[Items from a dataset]
↓↓↓

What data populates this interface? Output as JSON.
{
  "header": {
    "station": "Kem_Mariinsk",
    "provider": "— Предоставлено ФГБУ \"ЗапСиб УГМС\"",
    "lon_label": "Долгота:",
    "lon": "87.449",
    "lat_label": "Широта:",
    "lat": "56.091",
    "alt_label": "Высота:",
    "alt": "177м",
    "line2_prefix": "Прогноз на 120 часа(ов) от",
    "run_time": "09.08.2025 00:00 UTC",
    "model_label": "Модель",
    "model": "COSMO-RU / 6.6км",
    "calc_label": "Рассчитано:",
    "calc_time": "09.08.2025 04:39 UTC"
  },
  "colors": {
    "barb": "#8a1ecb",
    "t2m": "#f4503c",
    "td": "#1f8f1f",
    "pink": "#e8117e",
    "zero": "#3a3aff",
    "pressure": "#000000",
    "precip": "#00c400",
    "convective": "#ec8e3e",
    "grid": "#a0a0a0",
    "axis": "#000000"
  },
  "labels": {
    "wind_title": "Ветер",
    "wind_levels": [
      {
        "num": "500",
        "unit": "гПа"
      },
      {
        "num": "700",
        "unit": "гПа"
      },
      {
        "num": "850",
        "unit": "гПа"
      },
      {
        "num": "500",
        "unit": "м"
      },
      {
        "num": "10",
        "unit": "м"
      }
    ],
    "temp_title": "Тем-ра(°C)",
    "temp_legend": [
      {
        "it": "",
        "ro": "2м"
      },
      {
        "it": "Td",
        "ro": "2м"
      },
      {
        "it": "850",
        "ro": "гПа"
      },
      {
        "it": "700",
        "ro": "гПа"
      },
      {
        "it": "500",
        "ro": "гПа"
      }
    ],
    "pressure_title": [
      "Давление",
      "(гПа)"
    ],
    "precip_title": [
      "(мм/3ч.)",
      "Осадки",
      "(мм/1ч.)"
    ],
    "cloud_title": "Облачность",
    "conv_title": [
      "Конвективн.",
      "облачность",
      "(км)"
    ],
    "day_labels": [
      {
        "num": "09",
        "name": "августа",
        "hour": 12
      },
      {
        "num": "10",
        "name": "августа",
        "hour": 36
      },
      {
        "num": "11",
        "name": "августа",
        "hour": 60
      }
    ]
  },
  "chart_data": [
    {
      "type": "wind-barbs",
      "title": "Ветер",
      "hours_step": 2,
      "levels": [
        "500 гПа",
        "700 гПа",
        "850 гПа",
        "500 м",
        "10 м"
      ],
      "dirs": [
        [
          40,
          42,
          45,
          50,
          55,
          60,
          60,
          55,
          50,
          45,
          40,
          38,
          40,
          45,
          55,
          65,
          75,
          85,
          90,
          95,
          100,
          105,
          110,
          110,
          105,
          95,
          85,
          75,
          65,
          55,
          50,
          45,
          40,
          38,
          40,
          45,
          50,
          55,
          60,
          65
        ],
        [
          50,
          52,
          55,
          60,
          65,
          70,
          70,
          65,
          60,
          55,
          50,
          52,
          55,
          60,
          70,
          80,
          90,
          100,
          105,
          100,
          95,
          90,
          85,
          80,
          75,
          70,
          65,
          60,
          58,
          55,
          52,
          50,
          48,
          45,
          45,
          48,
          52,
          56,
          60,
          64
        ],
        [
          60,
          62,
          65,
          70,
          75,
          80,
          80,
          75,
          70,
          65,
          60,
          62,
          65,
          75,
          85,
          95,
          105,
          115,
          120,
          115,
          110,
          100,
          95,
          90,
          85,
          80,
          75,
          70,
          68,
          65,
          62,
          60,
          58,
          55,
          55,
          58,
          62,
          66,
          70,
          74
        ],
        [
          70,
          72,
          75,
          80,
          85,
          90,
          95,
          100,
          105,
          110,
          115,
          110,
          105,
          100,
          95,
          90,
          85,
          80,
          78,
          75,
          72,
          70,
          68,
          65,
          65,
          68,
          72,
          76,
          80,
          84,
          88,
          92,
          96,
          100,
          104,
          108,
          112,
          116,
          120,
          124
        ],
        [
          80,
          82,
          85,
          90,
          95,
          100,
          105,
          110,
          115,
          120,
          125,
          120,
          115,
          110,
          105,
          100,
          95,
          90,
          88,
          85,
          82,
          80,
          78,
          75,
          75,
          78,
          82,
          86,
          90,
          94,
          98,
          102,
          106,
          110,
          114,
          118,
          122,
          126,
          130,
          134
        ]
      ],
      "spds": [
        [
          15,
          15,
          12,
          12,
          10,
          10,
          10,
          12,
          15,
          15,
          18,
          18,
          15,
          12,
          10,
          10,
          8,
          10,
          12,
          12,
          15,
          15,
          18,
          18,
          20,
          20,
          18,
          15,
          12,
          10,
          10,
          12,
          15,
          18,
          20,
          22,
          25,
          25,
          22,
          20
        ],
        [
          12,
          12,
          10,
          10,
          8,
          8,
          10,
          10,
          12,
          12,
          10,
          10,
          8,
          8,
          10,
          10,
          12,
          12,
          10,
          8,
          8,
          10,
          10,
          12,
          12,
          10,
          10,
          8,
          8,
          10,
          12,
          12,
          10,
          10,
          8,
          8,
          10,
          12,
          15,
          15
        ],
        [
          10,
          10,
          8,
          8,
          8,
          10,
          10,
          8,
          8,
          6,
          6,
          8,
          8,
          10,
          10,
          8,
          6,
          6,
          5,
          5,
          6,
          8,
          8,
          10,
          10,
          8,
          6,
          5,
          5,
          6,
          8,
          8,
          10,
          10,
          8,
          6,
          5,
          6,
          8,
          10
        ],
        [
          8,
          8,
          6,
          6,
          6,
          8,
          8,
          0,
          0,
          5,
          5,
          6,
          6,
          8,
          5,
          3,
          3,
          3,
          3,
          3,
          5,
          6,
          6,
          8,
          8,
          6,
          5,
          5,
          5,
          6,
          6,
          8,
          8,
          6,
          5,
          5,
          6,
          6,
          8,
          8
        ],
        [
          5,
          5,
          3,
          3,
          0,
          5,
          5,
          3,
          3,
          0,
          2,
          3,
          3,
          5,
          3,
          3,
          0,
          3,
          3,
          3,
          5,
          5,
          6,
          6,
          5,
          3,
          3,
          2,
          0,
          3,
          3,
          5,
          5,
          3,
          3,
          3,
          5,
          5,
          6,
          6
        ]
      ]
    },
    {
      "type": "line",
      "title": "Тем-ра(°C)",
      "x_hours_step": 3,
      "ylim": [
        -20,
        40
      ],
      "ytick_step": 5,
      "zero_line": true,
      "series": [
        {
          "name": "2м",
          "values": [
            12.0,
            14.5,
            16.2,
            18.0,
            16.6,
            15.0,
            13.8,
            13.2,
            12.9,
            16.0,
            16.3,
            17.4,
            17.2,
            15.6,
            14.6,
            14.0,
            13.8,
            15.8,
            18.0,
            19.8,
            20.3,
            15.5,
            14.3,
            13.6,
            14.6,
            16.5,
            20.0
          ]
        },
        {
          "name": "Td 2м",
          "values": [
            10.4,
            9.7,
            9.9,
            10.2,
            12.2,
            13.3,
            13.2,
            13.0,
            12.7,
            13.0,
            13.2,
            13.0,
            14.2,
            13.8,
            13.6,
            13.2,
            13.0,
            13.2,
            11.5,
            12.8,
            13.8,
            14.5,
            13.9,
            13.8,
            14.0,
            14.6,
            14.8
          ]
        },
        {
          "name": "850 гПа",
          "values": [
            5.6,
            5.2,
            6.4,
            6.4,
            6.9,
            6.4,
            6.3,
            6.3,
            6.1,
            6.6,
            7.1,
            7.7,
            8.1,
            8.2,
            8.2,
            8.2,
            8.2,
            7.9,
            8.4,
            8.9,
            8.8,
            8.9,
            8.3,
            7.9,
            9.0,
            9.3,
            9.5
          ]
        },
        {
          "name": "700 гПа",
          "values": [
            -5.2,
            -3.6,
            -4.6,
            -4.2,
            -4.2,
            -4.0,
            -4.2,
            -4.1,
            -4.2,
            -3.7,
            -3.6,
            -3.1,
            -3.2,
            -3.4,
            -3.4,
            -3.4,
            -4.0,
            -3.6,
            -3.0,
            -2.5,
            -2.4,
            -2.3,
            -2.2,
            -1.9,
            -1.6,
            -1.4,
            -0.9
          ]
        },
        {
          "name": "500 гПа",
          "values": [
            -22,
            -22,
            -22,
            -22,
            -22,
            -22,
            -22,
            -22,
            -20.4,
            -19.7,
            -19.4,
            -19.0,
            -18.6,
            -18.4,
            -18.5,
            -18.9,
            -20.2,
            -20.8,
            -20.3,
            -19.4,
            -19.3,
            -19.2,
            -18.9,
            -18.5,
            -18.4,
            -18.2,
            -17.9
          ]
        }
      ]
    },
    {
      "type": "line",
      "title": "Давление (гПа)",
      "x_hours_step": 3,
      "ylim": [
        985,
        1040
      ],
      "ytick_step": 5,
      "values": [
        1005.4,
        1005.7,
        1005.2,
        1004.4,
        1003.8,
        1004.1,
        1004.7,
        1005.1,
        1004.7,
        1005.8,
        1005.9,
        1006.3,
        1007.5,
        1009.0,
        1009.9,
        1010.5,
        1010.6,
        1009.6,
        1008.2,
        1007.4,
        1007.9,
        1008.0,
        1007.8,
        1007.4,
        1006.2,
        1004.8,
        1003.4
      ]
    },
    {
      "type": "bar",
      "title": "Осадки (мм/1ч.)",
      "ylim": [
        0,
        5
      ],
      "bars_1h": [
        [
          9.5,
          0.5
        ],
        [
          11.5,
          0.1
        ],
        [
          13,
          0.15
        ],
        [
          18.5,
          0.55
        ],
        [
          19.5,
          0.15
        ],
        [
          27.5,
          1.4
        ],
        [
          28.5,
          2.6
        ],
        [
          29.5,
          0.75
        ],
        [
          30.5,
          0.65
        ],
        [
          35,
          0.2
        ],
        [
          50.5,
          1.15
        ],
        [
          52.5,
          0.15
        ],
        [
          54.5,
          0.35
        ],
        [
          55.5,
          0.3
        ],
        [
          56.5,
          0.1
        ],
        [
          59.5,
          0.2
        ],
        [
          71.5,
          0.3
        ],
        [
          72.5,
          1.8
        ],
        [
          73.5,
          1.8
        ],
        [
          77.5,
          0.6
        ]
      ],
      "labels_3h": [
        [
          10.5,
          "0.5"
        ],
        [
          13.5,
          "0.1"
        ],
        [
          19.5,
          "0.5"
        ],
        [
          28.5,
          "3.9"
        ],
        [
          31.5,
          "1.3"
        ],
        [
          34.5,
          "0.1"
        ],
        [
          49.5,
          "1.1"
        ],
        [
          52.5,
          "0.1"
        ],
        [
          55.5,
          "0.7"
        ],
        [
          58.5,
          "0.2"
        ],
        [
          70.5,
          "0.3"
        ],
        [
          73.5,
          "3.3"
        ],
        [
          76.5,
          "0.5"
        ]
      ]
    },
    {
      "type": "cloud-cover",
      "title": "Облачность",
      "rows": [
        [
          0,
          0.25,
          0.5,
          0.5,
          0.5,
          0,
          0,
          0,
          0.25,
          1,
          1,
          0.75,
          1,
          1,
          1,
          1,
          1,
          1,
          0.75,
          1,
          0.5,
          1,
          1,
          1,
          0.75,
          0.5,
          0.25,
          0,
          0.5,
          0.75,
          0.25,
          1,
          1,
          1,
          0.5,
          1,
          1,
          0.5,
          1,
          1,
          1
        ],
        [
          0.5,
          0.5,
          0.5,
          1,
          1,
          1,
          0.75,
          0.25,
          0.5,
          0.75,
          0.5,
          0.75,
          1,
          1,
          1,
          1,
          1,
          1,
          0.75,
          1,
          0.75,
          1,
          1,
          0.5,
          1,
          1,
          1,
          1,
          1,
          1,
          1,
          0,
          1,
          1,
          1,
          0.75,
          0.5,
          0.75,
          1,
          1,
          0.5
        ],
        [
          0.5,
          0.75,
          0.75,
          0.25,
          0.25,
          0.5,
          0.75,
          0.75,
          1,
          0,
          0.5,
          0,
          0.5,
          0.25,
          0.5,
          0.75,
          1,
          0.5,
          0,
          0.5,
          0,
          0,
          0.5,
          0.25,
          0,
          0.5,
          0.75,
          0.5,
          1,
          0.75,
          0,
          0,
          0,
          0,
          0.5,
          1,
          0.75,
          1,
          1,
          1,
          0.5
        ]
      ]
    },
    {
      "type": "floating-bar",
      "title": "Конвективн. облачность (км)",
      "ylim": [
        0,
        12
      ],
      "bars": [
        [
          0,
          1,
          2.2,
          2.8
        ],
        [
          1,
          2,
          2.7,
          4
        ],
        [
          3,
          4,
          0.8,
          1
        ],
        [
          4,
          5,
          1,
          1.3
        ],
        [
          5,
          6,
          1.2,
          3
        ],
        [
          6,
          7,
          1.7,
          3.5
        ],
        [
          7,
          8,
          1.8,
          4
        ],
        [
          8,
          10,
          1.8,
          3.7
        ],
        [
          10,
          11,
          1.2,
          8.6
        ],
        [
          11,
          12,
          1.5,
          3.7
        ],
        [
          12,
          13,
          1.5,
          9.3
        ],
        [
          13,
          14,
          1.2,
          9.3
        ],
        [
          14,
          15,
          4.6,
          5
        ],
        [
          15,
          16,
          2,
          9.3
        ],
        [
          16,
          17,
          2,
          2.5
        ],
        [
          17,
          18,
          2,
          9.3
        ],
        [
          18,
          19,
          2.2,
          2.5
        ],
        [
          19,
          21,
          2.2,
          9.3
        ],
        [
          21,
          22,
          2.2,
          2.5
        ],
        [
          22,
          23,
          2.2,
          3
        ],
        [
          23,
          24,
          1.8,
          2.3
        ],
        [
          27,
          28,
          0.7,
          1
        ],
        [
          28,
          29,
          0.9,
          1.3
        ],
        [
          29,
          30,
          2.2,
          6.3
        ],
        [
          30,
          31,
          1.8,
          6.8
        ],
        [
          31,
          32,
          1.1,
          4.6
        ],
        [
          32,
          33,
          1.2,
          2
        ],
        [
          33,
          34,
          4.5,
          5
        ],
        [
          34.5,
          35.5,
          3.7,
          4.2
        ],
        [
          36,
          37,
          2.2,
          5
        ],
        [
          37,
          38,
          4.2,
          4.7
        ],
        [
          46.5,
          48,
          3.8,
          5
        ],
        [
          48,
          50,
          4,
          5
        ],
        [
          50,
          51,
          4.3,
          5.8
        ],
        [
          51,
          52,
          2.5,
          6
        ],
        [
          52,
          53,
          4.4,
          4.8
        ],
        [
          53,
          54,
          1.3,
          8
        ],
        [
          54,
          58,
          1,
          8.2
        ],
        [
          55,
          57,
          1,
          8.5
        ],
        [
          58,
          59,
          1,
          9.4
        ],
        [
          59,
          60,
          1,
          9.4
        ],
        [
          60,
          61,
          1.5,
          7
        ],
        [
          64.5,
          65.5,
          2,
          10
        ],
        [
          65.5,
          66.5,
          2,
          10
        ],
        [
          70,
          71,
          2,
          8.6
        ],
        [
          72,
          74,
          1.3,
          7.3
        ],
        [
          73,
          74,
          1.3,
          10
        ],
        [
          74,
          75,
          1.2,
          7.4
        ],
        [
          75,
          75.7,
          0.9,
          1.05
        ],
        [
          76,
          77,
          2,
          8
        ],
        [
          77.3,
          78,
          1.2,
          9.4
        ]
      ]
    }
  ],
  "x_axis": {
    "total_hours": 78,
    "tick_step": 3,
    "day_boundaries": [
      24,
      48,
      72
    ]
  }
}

↑↑↑

Copy, from the material, each line that holds the string "name".

• [Result]
        "name": "августа",
        "name": "августа",
        "name": "августа",
          "name": "2м",
          "name": "Td 2м",
          "name": "850 гПа",
          "name": "700 гПа",
          "name": "500 гПа",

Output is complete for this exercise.